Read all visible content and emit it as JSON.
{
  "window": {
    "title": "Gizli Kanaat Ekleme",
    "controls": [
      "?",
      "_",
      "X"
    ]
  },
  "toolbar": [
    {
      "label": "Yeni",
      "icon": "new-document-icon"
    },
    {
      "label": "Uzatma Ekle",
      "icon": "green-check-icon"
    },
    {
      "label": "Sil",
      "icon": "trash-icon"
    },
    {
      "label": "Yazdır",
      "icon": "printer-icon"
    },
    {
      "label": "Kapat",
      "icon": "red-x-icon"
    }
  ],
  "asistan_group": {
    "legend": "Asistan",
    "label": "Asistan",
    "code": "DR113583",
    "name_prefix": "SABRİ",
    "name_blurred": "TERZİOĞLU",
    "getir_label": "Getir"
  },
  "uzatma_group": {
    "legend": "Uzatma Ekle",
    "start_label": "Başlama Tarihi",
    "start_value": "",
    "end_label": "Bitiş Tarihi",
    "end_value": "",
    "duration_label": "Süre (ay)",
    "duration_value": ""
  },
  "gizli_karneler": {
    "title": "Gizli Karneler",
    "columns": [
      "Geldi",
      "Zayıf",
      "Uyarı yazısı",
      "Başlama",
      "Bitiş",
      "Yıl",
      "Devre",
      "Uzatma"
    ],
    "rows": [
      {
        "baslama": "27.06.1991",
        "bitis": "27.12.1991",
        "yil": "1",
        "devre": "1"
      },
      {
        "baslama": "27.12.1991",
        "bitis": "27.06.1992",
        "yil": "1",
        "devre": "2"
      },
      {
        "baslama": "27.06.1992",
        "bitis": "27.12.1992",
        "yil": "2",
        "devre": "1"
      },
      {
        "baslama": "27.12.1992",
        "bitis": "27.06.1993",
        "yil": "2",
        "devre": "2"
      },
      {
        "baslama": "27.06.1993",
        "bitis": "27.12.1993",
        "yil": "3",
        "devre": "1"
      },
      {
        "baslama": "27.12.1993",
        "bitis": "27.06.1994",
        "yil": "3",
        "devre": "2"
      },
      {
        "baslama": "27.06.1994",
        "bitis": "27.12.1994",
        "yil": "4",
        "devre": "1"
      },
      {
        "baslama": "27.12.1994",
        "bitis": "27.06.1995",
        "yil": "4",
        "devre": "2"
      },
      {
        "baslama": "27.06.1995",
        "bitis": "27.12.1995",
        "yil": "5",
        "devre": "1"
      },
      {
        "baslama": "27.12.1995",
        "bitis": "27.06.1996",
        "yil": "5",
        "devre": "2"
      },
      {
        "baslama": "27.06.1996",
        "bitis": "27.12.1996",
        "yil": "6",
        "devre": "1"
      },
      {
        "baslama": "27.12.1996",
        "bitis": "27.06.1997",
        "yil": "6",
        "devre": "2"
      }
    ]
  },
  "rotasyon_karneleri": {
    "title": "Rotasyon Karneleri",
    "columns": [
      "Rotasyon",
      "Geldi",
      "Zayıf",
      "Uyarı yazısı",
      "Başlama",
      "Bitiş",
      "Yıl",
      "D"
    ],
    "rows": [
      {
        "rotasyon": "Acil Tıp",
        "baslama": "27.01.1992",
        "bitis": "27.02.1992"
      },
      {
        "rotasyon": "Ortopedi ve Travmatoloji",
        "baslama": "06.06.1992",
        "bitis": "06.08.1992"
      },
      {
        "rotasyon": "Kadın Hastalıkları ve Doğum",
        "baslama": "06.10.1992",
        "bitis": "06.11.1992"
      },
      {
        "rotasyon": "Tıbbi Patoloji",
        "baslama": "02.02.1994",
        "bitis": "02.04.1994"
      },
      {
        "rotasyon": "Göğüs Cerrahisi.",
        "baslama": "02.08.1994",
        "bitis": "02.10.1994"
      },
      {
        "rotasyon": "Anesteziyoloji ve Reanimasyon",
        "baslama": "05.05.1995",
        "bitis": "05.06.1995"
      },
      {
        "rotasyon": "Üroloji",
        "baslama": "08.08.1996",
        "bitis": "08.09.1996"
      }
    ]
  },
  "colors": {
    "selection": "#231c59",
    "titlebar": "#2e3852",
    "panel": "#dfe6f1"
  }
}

**DIRECTION:** Copy all of the data. Keep every word exactly as it is.

**RIGHT ANSWER:**
Read all visible content and emit it as JSON.
{
  "window": {
    "title": "Gizli Kanaat Ekleme",
    "controls": [
      "?",
      "_",
      "X"
    ]
  },
  "toolbar": [
    {
      "label": "Yeni",
      "icon": "new-document-icon"
    },
    {
      "label": "Uzatma Ekle",
      "icon": "green-check-icon"
    },
    {
      "label": "Sil",
      "icon": "trash-icon"
    },
    {
      "label": "Yazdır",
      "icon": "printer-icon"
    },
    {
      "label": "Kapat",
      "icon": "red-x-icon"
    }
  ],
  "asistan_group": {
    "legend": "Asistan",
    "label": "Asistan",
    "code": "DR113583",
    "name_prefix": "SABRİ",
    "name_blurred": "TERZİOĞLU",
    "getir_label": "Getir"
  },
  "uzatma_group": {
    "legend": "Uzatma Ekle",
    "start_label": "Başlama Tarihi",
    "start_value": "",
    "end_label": "Bitiş Tarihi",
    "end_value": "",
    "duration_label": "Süre (ay)",
    "duration_value": ""
  },
  "gizli_karneler": {
    "title": "Gizli Karneler",
    "columns": [
      "Geldi",
      "Zayıf",
      "Uyarı yazısı",
      "Başlama",
      "Bitiş",
      "Yıl",
      "Devre",
      "Uzatma"
    ],
    "rows": [
      {
        "baslama": "27.06.1991",
        "bitis": "27.12.1991",
        "yil": "1",
        "devre": "1"
      },
      {
        "baslama": "27.12.1991",
        "bitis": "27.06.1992",
        "yil": "1",
        "devre": "2"
      },
      {
        "baslama": "27.06.1992",
        "bitis": "27.12.1992",
        "yil": "2",
        "devre": "1"
      },
      {
        "baslama": "27.12.1992",
        "bitis": "27.06.1993",
        "yil": "2",
        "devre": "2"
      },
      {
        "baslama": "27.06.1993",
        "bitis": "27.12.1993",
        "yil": "3",
        "devre": "1"
      },
      {
        "baslama": "27.12.1993",
        "bitis": "27.06.1994",
        "yil": "3",
        "devre": "2"
      },
      {
        "baslama": "27.06.1994",
        "bitis": "27.12.1994",
        "yil": "4",
        "devre": "1"
      },
      {
        "baslama": "27.12.1994",
        "bitis": "27.06.1995",
        "yil": "4",
        "devre": "2"
      },
      {
        "baslama": "27.06.1995",
        "bitis": "27.12.1995",
        "yil": "5",
        "devre": "1"
      },
      {
        "baslama": "27.12.1995",
        "bitis": "27.06.1996",
        "yil": "5",
        "devre": "2"
      },
      {
        "baslama": "27.06.1996",
        "bitis": "27.12.1996",
        "yil": "6",
        "devre": "1"
      },
      {
        "baslama": "27.12.1996",
        "bitis": "27.06.1997",
        "yil": "6",
        "devre": "2"
      }
    ]
  },
  "rotasyon_karneleri": {
    "title": "Rotasyon Karneleri",
    "columns": [
      "Rotasyon",
      "Geldi",
      "Zayıf",
      "Uyarı yazısı",
      "Başlama",
      "Bitiş",
      "Yıl",
      "D"
    ],
    "rows": [
      {
        "rotasyon": "Acil Tıp",
        "baslama": "27.01.1992",
        "bitis": "27.02.1992"
      },
      {
        "rotasyon": "Ortopedi ve Travmatoloji",
        "baslama": "06.06.1992",
        "bitis": "06.08.1992"
      },
      {
        "rotasyon": "Kadın Hastalıkları ve Doğum",
        "baslama": "06.10.1992",
        "bitis": "06.11.1992"
      },
      {
        "rotasyon": "Tıbbi Patoloji",
        "baslama": "02.02.1994",
        "bitis": "02.04.1994"
      },
      {
        "rotasyon": "Göğüs Cerrahisi.",
        "baslama": "02.08.1994",
        "bitis": "02.10.1994"
      },
      {
        "rotasyon": "Anesteziyoloji ve Reanimasyon",
        "baslama": "05.05.1995",
        "bitis": "05.06.1995"
      },
      {
        "rotasyon": "Üroloji",
        "baslama": "08.08.1996",
        "bitis": "08.09.1996"
      }
    ]
  },
  "colors": {
    "selection": "#231c59",
    "titlebar": "#2e3852",
    "panel": "#dfe6f1"
  }
}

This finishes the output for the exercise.